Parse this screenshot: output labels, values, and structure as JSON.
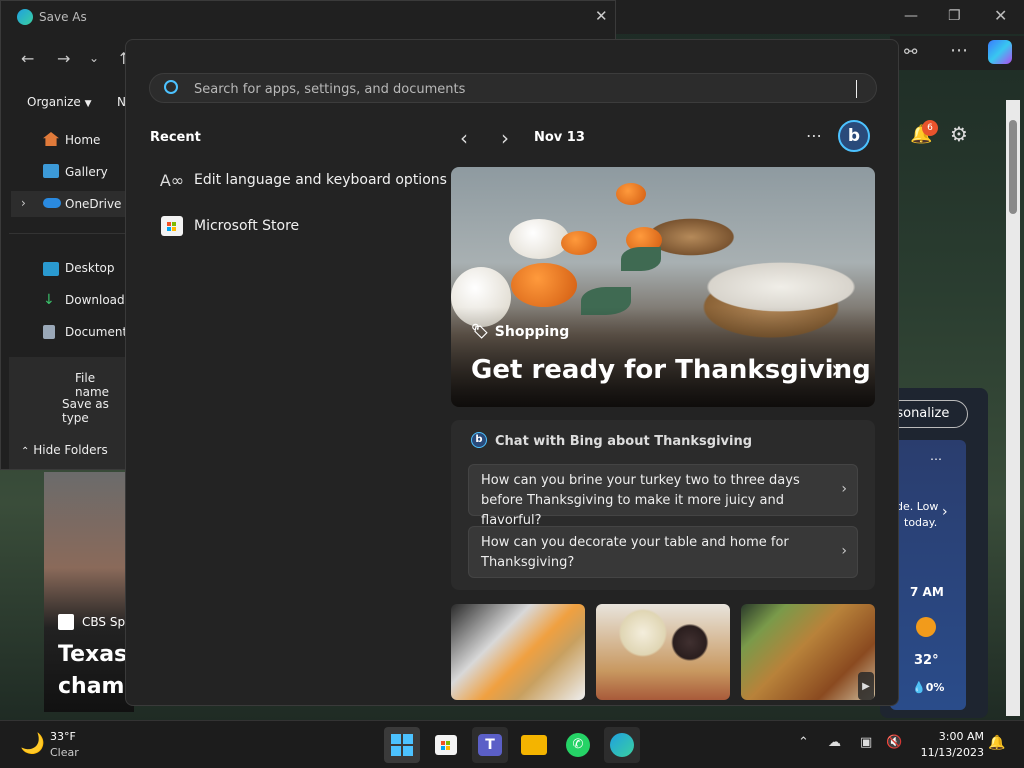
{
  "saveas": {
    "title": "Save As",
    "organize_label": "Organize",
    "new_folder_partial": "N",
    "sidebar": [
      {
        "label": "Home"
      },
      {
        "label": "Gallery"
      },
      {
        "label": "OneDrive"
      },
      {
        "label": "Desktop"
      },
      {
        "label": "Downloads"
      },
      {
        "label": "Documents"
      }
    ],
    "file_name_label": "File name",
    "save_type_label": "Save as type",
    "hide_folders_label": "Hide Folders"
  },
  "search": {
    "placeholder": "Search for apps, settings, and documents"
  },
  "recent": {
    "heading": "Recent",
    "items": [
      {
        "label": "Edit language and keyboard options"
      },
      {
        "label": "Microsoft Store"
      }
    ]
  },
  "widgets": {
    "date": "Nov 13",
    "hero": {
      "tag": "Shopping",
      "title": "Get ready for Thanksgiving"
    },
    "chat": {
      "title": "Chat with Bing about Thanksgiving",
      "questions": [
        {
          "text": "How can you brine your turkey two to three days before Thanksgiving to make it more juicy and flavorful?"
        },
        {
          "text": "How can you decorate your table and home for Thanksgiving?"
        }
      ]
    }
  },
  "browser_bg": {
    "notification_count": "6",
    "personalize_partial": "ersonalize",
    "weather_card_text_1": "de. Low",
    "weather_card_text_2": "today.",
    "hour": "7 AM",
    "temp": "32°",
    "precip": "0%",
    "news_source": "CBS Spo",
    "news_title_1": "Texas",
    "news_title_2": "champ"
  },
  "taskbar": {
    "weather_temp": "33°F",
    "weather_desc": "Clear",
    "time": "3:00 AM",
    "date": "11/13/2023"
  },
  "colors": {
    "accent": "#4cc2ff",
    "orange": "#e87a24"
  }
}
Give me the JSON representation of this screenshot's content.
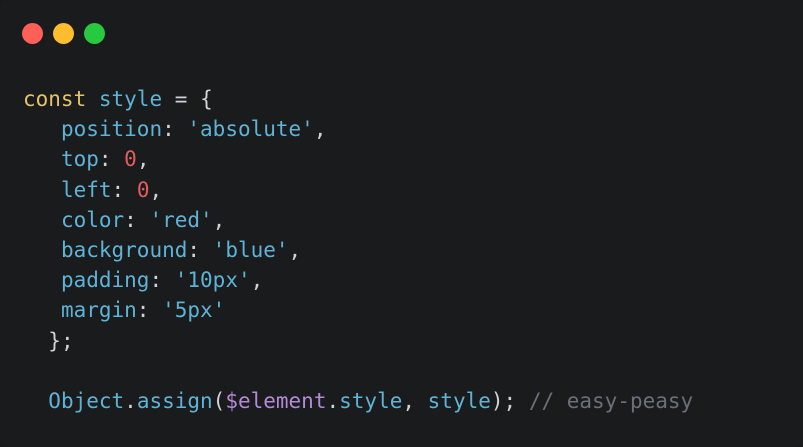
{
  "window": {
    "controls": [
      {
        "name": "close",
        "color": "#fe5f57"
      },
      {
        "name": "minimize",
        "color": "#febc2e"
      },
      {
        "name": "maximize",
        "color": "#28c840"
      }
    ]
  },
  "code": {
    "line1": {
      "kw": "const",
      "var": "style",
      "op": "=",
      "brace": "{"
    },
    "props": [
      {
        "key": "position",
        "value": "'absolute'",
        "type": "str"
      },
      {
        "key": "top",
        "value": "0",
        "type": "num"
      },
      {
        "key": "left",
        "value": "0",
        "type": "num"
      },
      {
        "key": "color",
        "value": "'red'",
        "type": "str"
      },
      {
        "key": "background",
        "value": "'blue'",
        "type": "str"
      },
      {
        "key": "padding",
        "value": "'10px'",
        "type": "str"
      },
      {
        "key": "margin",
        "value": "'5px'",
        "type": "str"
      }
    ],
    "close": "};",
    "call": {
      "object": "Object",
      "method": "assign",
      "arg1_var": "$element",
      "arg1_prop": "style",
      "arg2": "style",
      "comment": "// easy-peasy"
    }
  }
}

━━━

> _To be done_
Leave the images out and output the remaining material exactly as it stands.

> _Answer to this problem_
Parse this screenshot: output labels, values, and structure as JSON.
{
  "saveas": {
    "title": "Save As",
    "organize_label": "Organize",
    "new_folder_partial": "N",
    "sidebar": [
      {
        "label": "Home"
      },
      {
        "label": "Gallery"
      },
      {
        "label": "OneDrive"
      },
      {
        "label": "Desktop"
      },
      {
        "label": "Downloads"
      },
      {
        "label": "Documents"
      }
    ],
    "file_name_label": "File name",
    "save_type_label": "Save as type",
    "hide_folders_label": "Hide Folders"
  },
  "search": {
    "placeholder": "Search for apps, settings, and documents"
  },
  "recent": {
    "heading": "Recent",
    "items": [
      {
        "label": "Edit language and keyboard options"
      },
      {
        "label": "Microsoft Store"
      }
    ]
  },
  "widgets": {
    "date": "Nov 13",
    "hero": {
      "tag": "Shopping",
      "title": "Get ready for Thanksgiving"
    },
    "chat": {
      "title": "Chat with Bing about Thanksgiving",
      "questions": [
        {
          "text": "How can you brine your turkey two to three days before Thanksgiving to make it more juicy and flavorful?"
        },
        {
          "text": "How can you decorate your table and home for Thanksgiving?"
        }
      ]
    }
  },
  "browser_bg": {
    "notification_count": "6",
    "personalize_partial": "ersonalize",
    "weather_card_text_1": "de. Low",
    "weather_card_text_2": "today.",
    "hour": "7 AM",
    "temp": "32°",
    "precip": "0%",
    "news_source": "CBS Spo",
    "news_title_1": "Texas",
    "news_title_2": "champ"
  },
  "taskbar": {
    "weather_temp": "33°F",
    "weather_desc": "Clear",
    "time": "3:00 AM",
    "date": "11/13/2023"
  },
  "colors": {
    "accent": "#4cc2ff",
    "orange": "#e87a24"
  }
}
Give me the JSON representation of this screenshot's content.
{
  "window": {
    "controls": [
      {
        "name": "close",
        "color": "#fe5f57"
      },
      {
        "name": "minimize",
        "color": "#febc2e"
      },
      {
        "name": "maximize",
        "color": "#28c840"
      }
    ]
  },
  "code": {
    "line1": {
      "kw": "const",
      "var": "style",
      "op": "=",
      "brace": "{"
    },
    "props": [
      {
        "key": "position",
        "value": "'absolute'",
        "type": "str"
      },
      {
        "key": "top",
        "value": "0",
        "type": "num"
      },
      {
        "key": "left",
        "value": "0",
        "type": "num"
      },
      {
        "key": "color",
        "value": "'red'",
        "type": "str"
      },
      {
        "key": "background",
        "value": "'blue'",
        "type": "str"
      },
      {
        "key": "padding",
        "value": "'10px'",
        "type": "str"
      },
      {
        "key": "margin",
        "value": "'5px'",
        "type": "str"
      }
    ],
    "close": "};",
    "call": {
      "object": "Object",
      "method": "assign",
      "arg1_var": "$element",
      "arg1_prop": "style",
      "arg2": "style",
      "comment": "// easy-peasy"
    }
  }
}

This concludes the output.